◆ **Exercise brief**:
Transcribe all the entries word for word, but omit the images.

· · · · ·

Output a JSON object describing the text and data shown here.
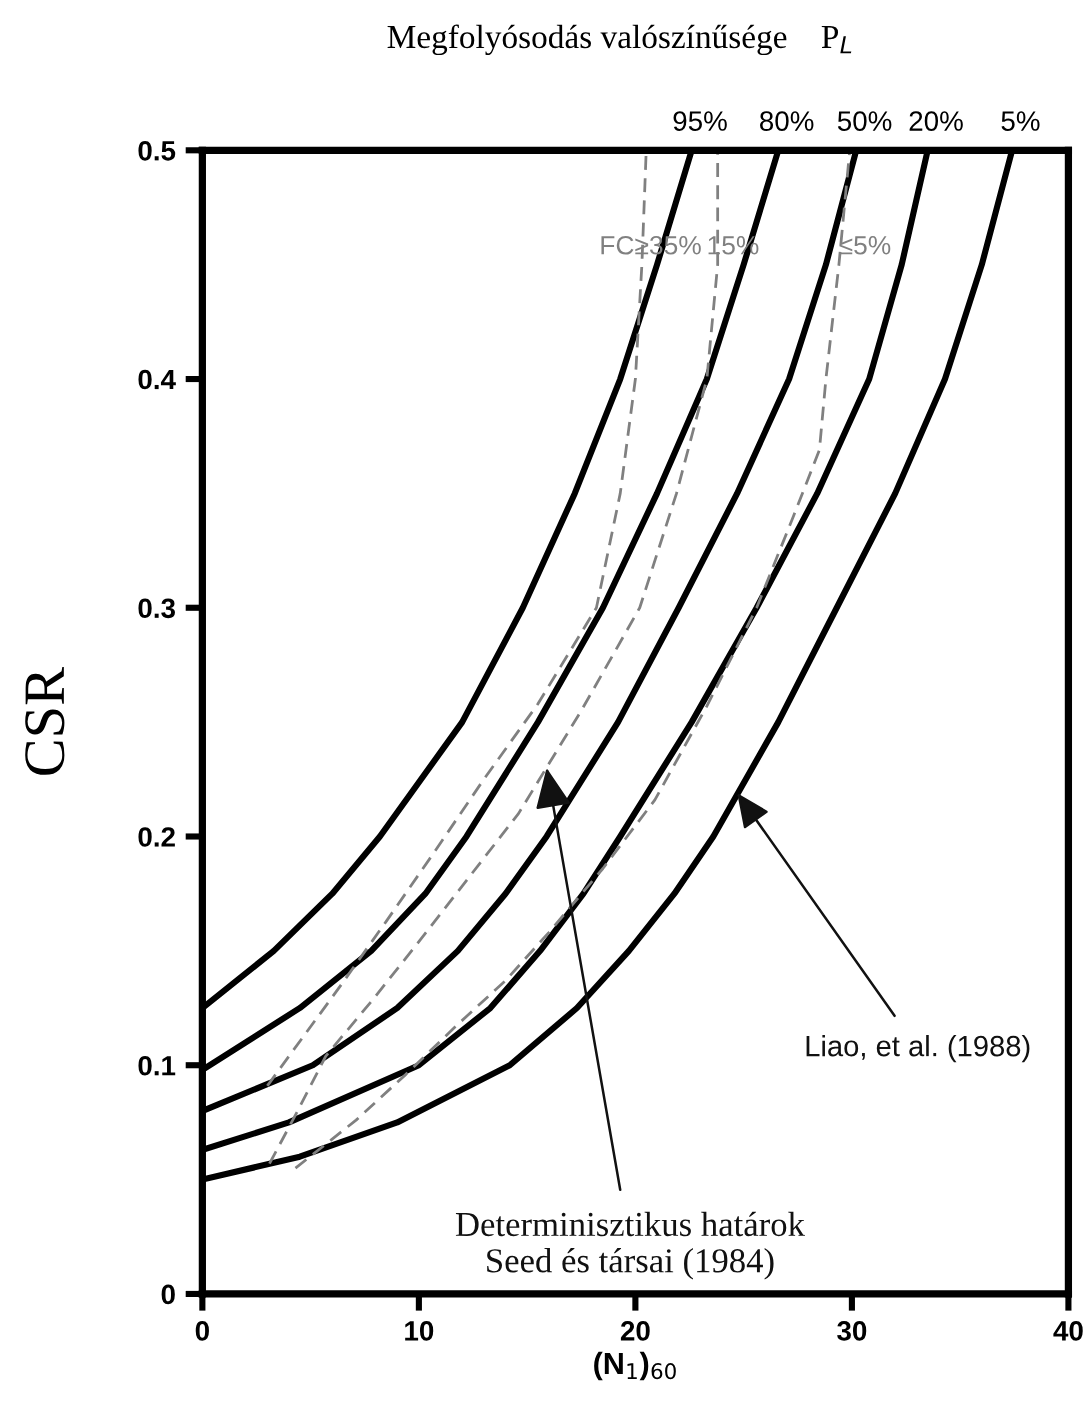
{
  "chart_data": {
    "type": "line",
    "title": "Megfolyósodás valószínűsége    P$_{L}$",
    "xlabel": "(N$_{1}$)$_{60}$",
    "ylabel": "CSR",
    "xlim": [
      0,
      40
    ],
    "xticks": [
      0,
      10,
      20,
      30,
      40
    ],
    "ylim": [
      0,
      0.5
    ],
    "yticks": [
      0,
      0.1,
      0.2,
      0.3,
      0.4,
      0.5
    ],
    "grid": false,
    "legend": false,
    "marker": "none",
    "series": [
      {
        "name": "95%",
        "color": "#000000",
        "line_style": "solid",
        "x": [
          0,
          3.3,
          6.0,
          8.2,
          12.0,
          14.8,
          17.2,
          19.3,
          21.0,
          22.6
        ],
        "values": [
          0.125,
          0.15,
          0.175,
          0.2,
          0.25,
          0.3,
          0.35,
          0.4,
          0.45,
          0.5
        ]
      },
      {
        "name": "80%",
        "color": "#000000",
        "line_style": "solid",
        "x": [
          0,
          4.5,
          7.8,
          10.3,
          12.2,
          15.5,
          18.5,
          21.0,
          23.3,
          25.0,
          26.6
        ],
        "values": [
          0.098,
          0.125,
          0.15,
          0.175,
          0.2,
          0.25,
          0.3,
          0.35,
          0.4,
          0.45,
          0.5
        ]
      },
      {
        "name": "50%",
        "color": "#000000",
        "line_style": "solid",
        "x": [
          0,
          5.1,
          9.0,
          11.8,
          14.0,
          15.9,
          19.2,
          22.0,
          24.7,
          27.1,
          28.8,
          30.2
        ],
        "values": [
          0.08,
          0.1,
          0.125,
          0.15,
          0.175,
          0.2,
          0.25,
          0.3,
          0.35,
          0.4,
          0.45,
          0.5
        ]
      },
      {
        "name": "20%",
        "color": "#000000",
        "line_style": "solid",
        "x": [
          0,
          4.0,
          10.0,
          13.3,
          15.6,
          17.6,
          19.3,
          22.6,
          25.6,
          28.4,
          30.8,
          32.3,
          33.5
        ],
        "values": [
          0.063,
          0.075,
          0.1,
          0.125,
          0.15,
          0.175,
          0.2,
          0.25,
          0.3,
          0.35,
          0.4,
          0.45,
          0.5
        ]
      },
      {
        "name": "5%",
        "color": "#000000",
        "line_style": "solid",
        "x": [
          0,
          4.5,
          9.0,
          14.2,
          17.3,
          19.7,
          21.8,
          23.6,
          26.6,
          29.3,
          32.0,
          34.3,
          36.0,
          37.4
        ],
        "values": [
          0.05,
          0.06,
          0.075,
          0.1,
          0.125,
          0.15,
          0.175,
          0.2,
          0.25,
          0.3,
          0.35,
          0.4,
          0.45,
          0.5
        ]
      },
      {
        "name": "FC≥35%",
        "color": "#808080",
        "line_style": "dashed",
        "x": [
          3.0,
          4.7,
          6.4,
          8.5,
          10.7,
          13.0,
          15.5,
          18.2,
          19.3,
          20.0,
          20.3,
          20.5
        ],
        "values": [
          0.091,
          0.113,
          0.135,
          0.163,
          0.193,
          0.225,
          0.258,
          0.3,
          0.35,
          0.4,
          0.45,
          0.5
        ]
      },
      {
        "name": "15%",
        "color": "#808080",
        "line_style": "dashed",
        "x": [
          3.1,
          4.4,
          5.7,
          7.9,
          10.0,
          12.3,
          14.6,
          17.5,
          20.2,
          21.9,
          23.3,
          23.8,
          23.8
        ],
        "values": [
          0.057,
          0.08,
          0.104,
          0.129,
          0.154,
          0.182,
          0.21,
          0.255,
          0.3,
          0.35,
          0.4,
          0.45,
          0.5
        ]
      },
      {
        "name": "≤5%",
        "color": "#808080",
        "line_style": "dashed",
        "x": [
          4.3,
          7.1,
          9.4,
          11.7,
          14.0,
          16.0,
          18.5,
          20.9,
          23.3,
          25.6,
          27.3,
          28.5,
          28.8,
          29.4,
          29.9
        ],
        "values": [
          0.055,
          0.076,
          0.096,
          0.117,
          0.137,
          0.158,
          0.186,
          0.216,
          0.257,
          0.3,
          0.34,
          0.369,
          0.4,
          0.45,
          0.5
        ]
      }
    ],
    "annotations": [
      {
        "text": "Determinisztikus határok\nSeed és társai (1984)",
        "x": 15.9,
        "y": 0.23
      },
      {
        "text": "Liao, et al. (1988)",
        "x": 24.7,
        "y": 0.219
      }
    ]
  }
}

· · · · ·

◆ **Response to this task**:
Output a JSON object describing the text and data shown here.
{
  "chart_data": {
    "type": "line",
    "title": "Megfolyósodás valószínűsége    P$_{L}$",
    "xlabel": "(N$_{1}$)$_{60}$",
    "ylabel": "CSR",
    "xlim": [
      0,
      40
    ],
    "xticks": [
      0,
      10,
      20,
      30,
      40
    ],
    "ylim": [
      0,
      0.5
    ],
    "yticks": [
      0,
      0.1,
      0.2,
      0.3,
      0.4,
      0.5
    ],
    "grid": false,
    "legend": false,
    "marker": "none",
    "series": [
      {
        "name": "95%",
        "color": "#000000",
        "line_style": "solid",
        "x": [
          0,
          3.3,
          6.0,
          8.2,
          12.0,
          14.8,
          17.2,
          19.3,
          21.0,
          22.6
        ],
        "values": [
          0.125,
          0.15,
          0.175,
          0.2,
          0.25,
          0.3,
          0.35,
          0.4,
          0.45,
          0.5
        ]
      },
      {
        "name": "80%",
        "color": "#000000",
        "line_style": "solid",
        "x": [
          0,
          4.5,
          7.8,
          10.3,
          12.2,
          15.5,
          18.5,
          21.0,
          23.3,
          25.0,
          26.6
        ],
        "values": [
          0.098,
          0.125,
          0.15,
          0.175,
          0.2,
          0.25,
          0.3,
          0.35,
          0.4,
          0.45,
          0.5
        ]
      },
      {
        "name": "50%",
        "color": "#000000",
        "line_style": "solid",
        "x": [
          0,
          5.1,
          9.0,
          11.8,
          14.0,
          15.9,
          19.2,
          22.0,
          24.7,
          27.1,
          28.8,
          30.2
        ],
        "values": [
          0.08,
          0.1,
          0.125,
          0.15,
          0.175,
          0.2,
          0.25,
          0.3,
          0.35,
          0.4,
          0.45,
          0.5
        ]
      },
      {
        "name": "20%",
        "color": "#000000",
        "line_style": "solid",
        "x": [
          0,
          4.0,
          10.0,
          13.3,
          15.6,
          17.6,
          19.3,
          22.6,
          25.6,
          28.4,
          30.8,
          32.3,
          33.5
        ],
        "values": [
          0.063,
          0.075,
          0.1,
          0.125,
          0.15,
          0.175,
          0.2,
          0.25,
          0.3,
          0.35,
          0.4,
          0.45,
          0.5
        ]
      },
      {
        "name": "5%",
        "color": "#000000",
        "line_style": "solid",
        "x": [
          0,
          4.5,
          9.0,
          14.2,
          17.3,
          19.7,
          21.8,
          23.6,
          26.6,
          29.3,
          32.0,
          34.3,
          36.0,
          37.4
        ],
        "values": [
          0.05,
          0.06,
          0.075,
          0.1,
          0.125,
          0.15,
          0.175,
          0.2,
          0.25,
          0.3,
          0.35,
          0.4,
          0.45,
          0.5
        ]
      },
      {
        "name": "FC≥35%",
        "color": "#808080",
        "line_style": "dashed",
        "x": [
          3.0,
          4.7,
          6.4,
          8.5,
          10.7,
          13.0,
          15.5,
          18.2,
          19.3,
          20.0,
          20.3,
          20.5
        ],
        "values": [
          0.091,
          0.113,
          0.135,
          0.163,
          0.193,
          0.225,
          0.258,
          0.3,
          0.35,
          0.4,
          0.45,
          0.5
        ]
      },
      {
        "name": "15%",
        "color": "#808080",
        "line_style": "dashed",
        "x": [
          3.1,
          4.4,
          5.7,
          7.9,
          10.0,
          12.3,
          14.6,
          17.5,
          20.2,
          21.9,
          23.3,
          23.8,
          23.8
        ],
        "values": [
          0.057,
          0.08,
          0.104,
          0.129,
          0.154,
          0.182,
          0.21,
          0.255,
          0.3,
          0.35,
          0.4,
          0.45,
          0.5
        ]
      },
      {
        "name": "≤5%",
        "color": "#808080",
        "line_style": "dashed",
        "x": [
          4.3,
          7.1,
          9.4,
          11.7,
          14.0,
          16.0,
          18.5,
          20.9,
          23.3,
          25.6,
          27.3,
          28.5,
          28.8,
          29.4,
          29.9
        ],
        "values": [
          0.055,
          0.076,
          0.096,
          0.117,
          0.137,
          0.158,
          0.186,
          0.216,
          0.257,
          0.3,
          0.34,
          0.369,
          0.4,
          0.45,
          0.5
        ]
      }
    ],
    "annotations": [
      {
        "text": "Determinisztikus határok\nSeed és társai (1984)",
        "x": 15.9,
        "y": 0.23
      },
      {
        "text": "Liao, et al. (1988)",
        "x": 24.7,
        "y": 0.219
      }
    ]
  }
}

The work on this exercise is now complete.